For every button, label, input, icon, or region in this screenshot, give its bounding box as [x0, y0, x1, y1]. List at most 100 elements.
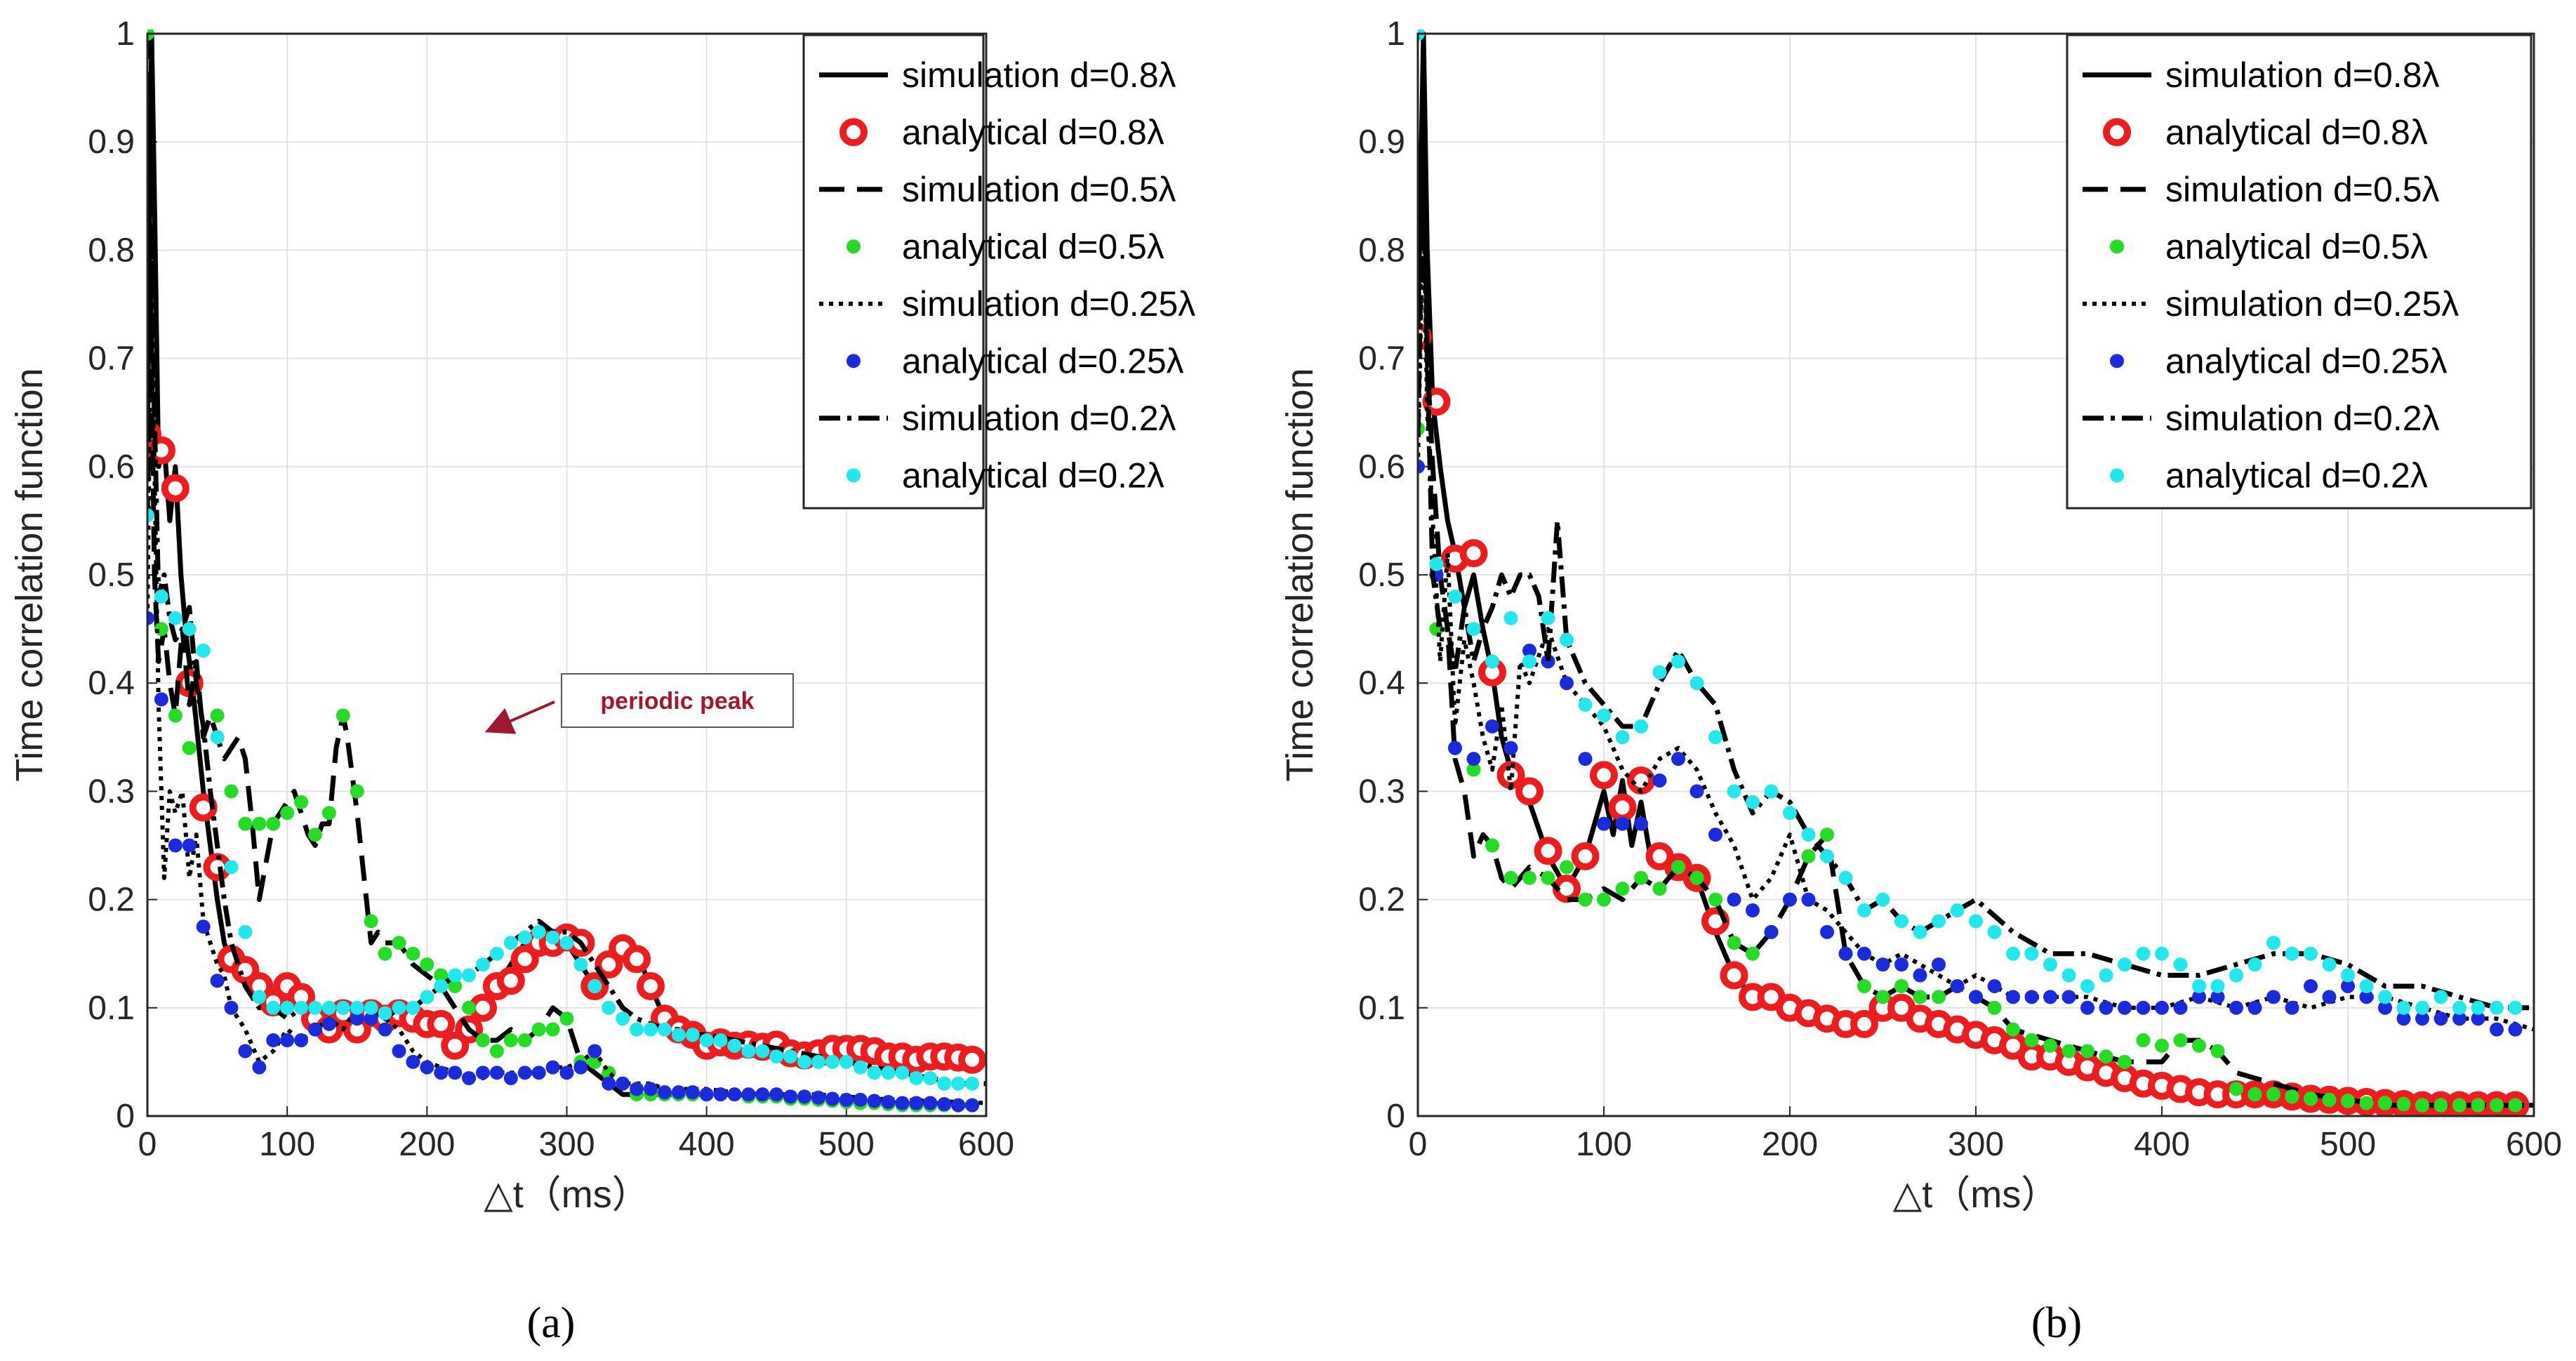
legend-simulation-d-0-5--label: simulation d=0.5λ	[902, 170, 1176, 209]
legend-analytical-d-0-8--label: analytical d=0.8λ	[902, 112, 1164, 152]
series-analytical-d-0-2--point	[182, 622, 197, 637]
series-analytical-d-0-2--point	[350, 1000, 364, 1015]
series-analytical-d-0-5--point	[2155, 1038, 2169, 1053]
series-analytical-d-0-2--point	[2378, 990, 2392, 1004]
series-analytical-d-0-2--point	[489, 946, 504, 961]
legend-analytical-d-0-2--label: analytical d=0.2λ	[902, 456, 1164, 495]
series-analytical-d-0-2--point	[1429, 557, 1444, 571]
series-analytical-d-0-2--point	[602, 1000, 616, 1015]
series-analytical-d-0-25--point	[1838, 946, 1853, 961]
x-tick-label: 200	[1762, 1126, 1818, 1163]
series-analytical-d-0-2--point	[2136, 946, 2151, 961]
series-analytical-d-0-2--point	[1418, 29, 1425, 41]
series-analytical-d-0-25--point	[644, 1082, 658, 1096]
legend-analytical-d-0-25--swatch	[847, 354, 861, 369]
series-analytical-d-0-2--point	[420, 990, 434, 1004]
series-analytical-d-0-2--point	[147, 508, 154, 523]
series-analytical-d-0-25--point	[2378, 1000, 2392, 1015]
series-analytical-d-0-25--point	[1560, 676, 1574, 691]
series-analytical-d-0-8--point	[161, 474, 190, 503]
y-axis-label: Time correlation function	[1279, 368, 1321, 781]
x-axis-label: △t（ms）	[484, 1174, 650, 1216]
series-analytical-d-0-25--point	[238, 1044, 253, 1058]
series-analytical-d-0-25--point	[727, 1087, 742, 1102]
x-axis-label: △t（ms）	[1893, 1174, 2059, 1216]
series-analytical-d-0-25--point	[545, 1060, 560, 1075]
annotation-periodic-peak: periodic peak	[484, 673, 794, 734]
series-analytical-d-0-2--point	[2006, 946, 2020, 961]
series-analytical-d-0-2--point	[1950, 903, 1965, 918]
series-analytical-d-0-5--point	[1708, 892, 1722, 907]
series-analytical-d-0-25--point	[587, 1044, 602, 1058]
panel-b: 0 100 200 300 400 500 600 0 0.1 0.2 0.3 0.4 0.5 0.6 0.…	[1279, 15, 2562, 1216]
series-analytical-d-0-2--point	[336, 1000, 350, 1015]
series-analytical-d-0-5--point	[2118, 1054, 2132, 1069]
series-analytical-d-0-25--point	[196, 919, 211, 934]
series-analytical-d-0-5--point	[280, 806, 295, 821]
series-analytical-d-0-2--point	[937, 1076, 952, 1091]
series-analytical-d-0-5--point	[1746, 946, 1760, 961]
series-analytical-d-0-25--point	[2192, 990, 2206, 1004]
series-analytical-d-0-25--point	[1708, 828, 1722, 842]
x-tick-label: 400	[679, 1126, 735, 1163]
series-analytical-d-0-25--point	[308, 1022, 322, 1037]
series-analytical-d-0-25--point	[1541, 654, 1555, 669]
series-analytical-d-0-5--point	[1671, 860, 1685, 875]
annotation-arrow	[484, 701, 555, 734]
series-analytical-d-0-5--point	[2080, 1044, 2094, 1058]
series-analytical-d-0-25--point	[1503, 741, 1518, 755]
series-analytical-d-0-25--point	[713, 1087, 728, 1102]
series-analytical-d-0-8--point	[496, 967, 525, 995]
series-analytical-d-0-25--point	[1597, 816, 1611, 831]
series-analytical-d-0-25--point	[2341, 978, 2355, 993]
series-analytical-d-0-2--point	[2359, 978, 2374, 993]
y-tick-label: 0.6	[1358, 449, 1405, 486]
series-analytical-d-0-25--point	[1727, 892, 1741, 907]
series-analytical-d-0-2--point	[252, 990, 267, 1004]
x-tick-label: 100	[1576, 1126, 1632, 1163]
series-analytical-d-0-25--point	[2043, 990, 2057, 1004]
x-tick-label: 400	[2134, 1126, 2190, 1163]
series-analytical-d-0-5--point	[2341, 1094, 2355, 1108]
series-analytical-d-0-2--point	[1689, 676, 1704, 691]
series-analytical-d-0-25--point	[867, 1094, 882, 1108]
legend-analytical-d-0-25--label: analytical d=0.25λ	[902, 341, 1184, 380]
series-analytical-d-0-25--point	[517, 1065, 532, 1080]
series-analytical-d-0-5--point	[1597, 892, 1611, 907]
series-analytical-d-0-2--point	[951, 1076, 966, 1091]
series-analytical-d-0-25--point	[1418, 459, 1425, 474]
series-analytical-d-0-5--point	[2396, 1097, 2411, 1112]
series-analytical-d-0-25--point	[1801, 892, 1816, 907]
series-analytical-d-0-5--point	[350, 784, 364, 799]
series-analytical-d-0-5--point	[321, 806, 336, 821]
series-analytical-d-0-25--point	[2024, 990, 2039, 1004]
series-analytical-d-0-25--point	[392, 1044, 406, 1058]
series-analytical-d-0-2--point	[2248, 957, 2262, 972]
series-analytical-d-0-2--point	[2099, 968, 2113, 983]
y-tick-label: 1	[116, 15, 135, 53]
series-analytical-d-0-5--point	[1913, 990, 1927, 1004]
series-analytical-d-0-25--point	[755, 1087, 770, 1102]
legend-simulation-d-0-2--label: simulation d=0.2λ	[2165, 399, 2440, 438]
series-analytical-d-0-2--point	[503, 936, 518, 950]
series-analytical-d-0-25--point	[657, 1085, 672, 1100]
y-tick-label: 0.8	[88, 232, 135, 269]
series-analytical-d-0-2--point	[1615, 730, 1630, 745]
y-tick-label: 0.3	[88, 773, 135, 810]
legend-simulation-d-0-2--label: simulation d=0.2λ	[902, 399, 1176, 438]
series-analytical-d-0-5--point	[2006, 1022, 2020, 1037]
series-analytical-d-0-2--point	[1522, 654, 1536, 669]
series-analytical-d-0-25--point	[1615, 816, 1630, 831]
series-analytical-d-0-25--point	[559, 1065, 574, 1080]
series-analytical-d-0-2--point	[434, 978, 449, 993]
series-analytical-d-0-2--point	[811, 1054, 825, 1069]
legend-analytical-d-0-8--swatch	[839, 118, 868, 147]
series-analytical-d-0-2--point	[2266, 936, 2280, 950]
y-tick-label: 0.2	[1358, 882, 1405, 919]
y-tick-label: 0.2	[88, 882, 135, 919]
series-analytical-d-0-25--point	[741, 1087, 756, 1102]
series-analytical-d-0-5--point	[2192, 1038, 2206, 1053]
series-analytical-d-0-2--point	[2210, 978, 2225, 993]
series-analytical-d-0-2--point	[2322, 957, 2337, 972]
series-analytical-d-0-2--point	[168, 611, 182, 625]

◆ **TAREFA A REALIZAR**: Quantas linhas dos registros contêm a palavra "legend", diferenciando maiúsculas de minúsculas? Responda apenas com o número.

◆ **RESPOSTA DO EXERCÍCIO**: 8